**DESCRIPTION OF THE TASK**:
Write out each line word for word. Drop pictures.

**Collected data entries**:
━━━━━━━━━━━━━━━━━━━━━━━━━━━━━━
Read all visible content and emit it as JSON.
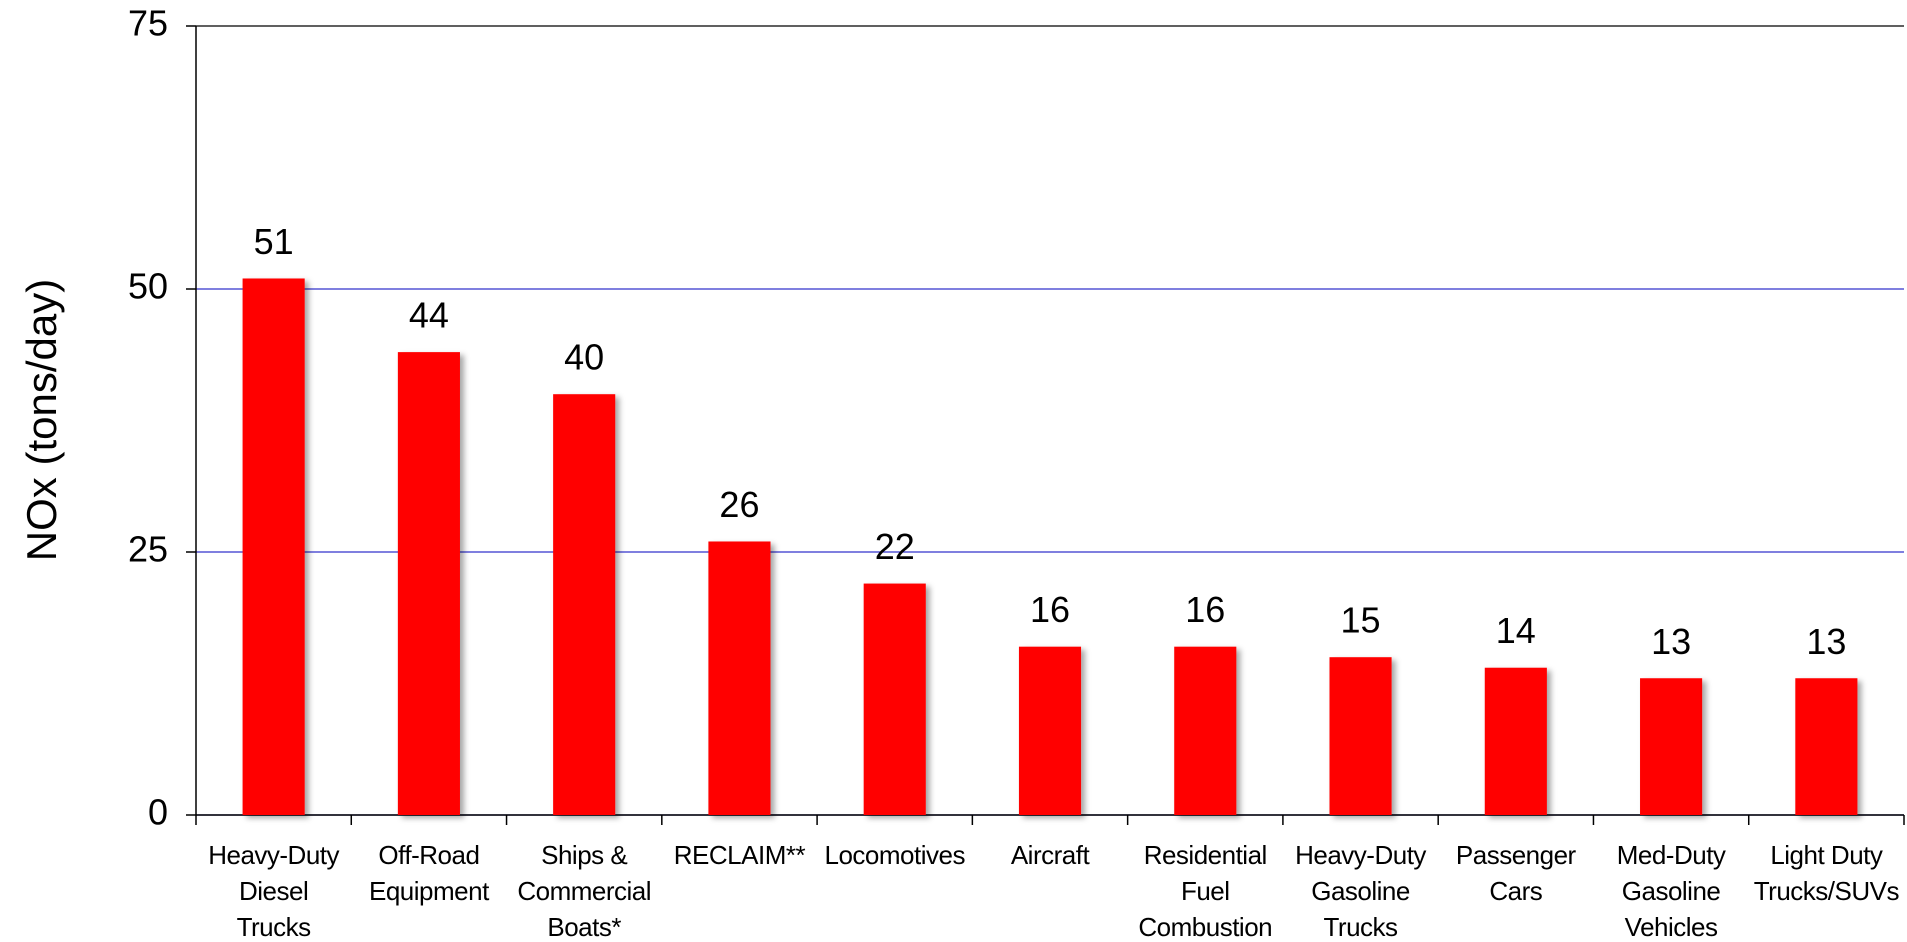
{
  "chart_data": {
    "type": "bar",
    "ylabel": "NOx (tons/day)",
    "categories": [
      "Heavy-Duty\nDiesel\nTrucks",
      "Off-Road\nEquipment",
      "Ships &\nCommercial\nBoats*",
      "RECLAIM**",
      "Locomotives",
      "Aircraft",
      "Residential\nFuel\nCombustion",
      "Heavy-Duty\nGasoline\nTrucks",
      "Passenger\nCars",
      "Med-Duty\nGasoline\nVehicles",
      "Light Duty\nTrucks/SUVs"
    ],
    "values": [
      51,
      44,
      40,
      26,
      22,
      16,
      16,
      15,
      14,
      13,
      13
    ],
    "color": "#ff0000",
    "ylim": [
      0,
      75
    ],
    "yticks": [
      0,
      25,
      50,
      75
    ],
    "grid": true,
    "grid_color": "#3333cc"
  }
}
━━━━━━━━━━━━━━━━━━━━━━━━━━━━━━
**RESULT OF THE EXERCISE**:
Read all visible content and emit it as JSON.
{
  "chart_data": {
    "type": "bar",
    "ylabel": "NOx (tons/day)",
    "categories": [
      "Heavy-Duty\nDiesel\nTrucks",
      "Off-Road\nEquipment",
      "Ships &\nCommercial\nBoats*",
      "RECLAIM**",
      "Locomotives",
      "Aircraft",
      "Residential\nFuel\nCombustion",
      "Heavy-Duty\nGasoline\nTrucks",
      "Passenger\nCars",
      "Med-Duty\nGasoline\nVehicles",
      "Light Duty\nTrucks/SUVs"
    ],
    "values": [
      51,
      44,
      40,
      26,
      22,
      16,
      16,
      15,
      14,
      13,
      13
    ],
    "color": "#ff0000",
    "ylim": [
      0,
      75
    ],
    "yticks": [
      0,
      25,
      50,
      75
    ],
    "grid": true,
    "grid_color": "#3333cc"
  }
}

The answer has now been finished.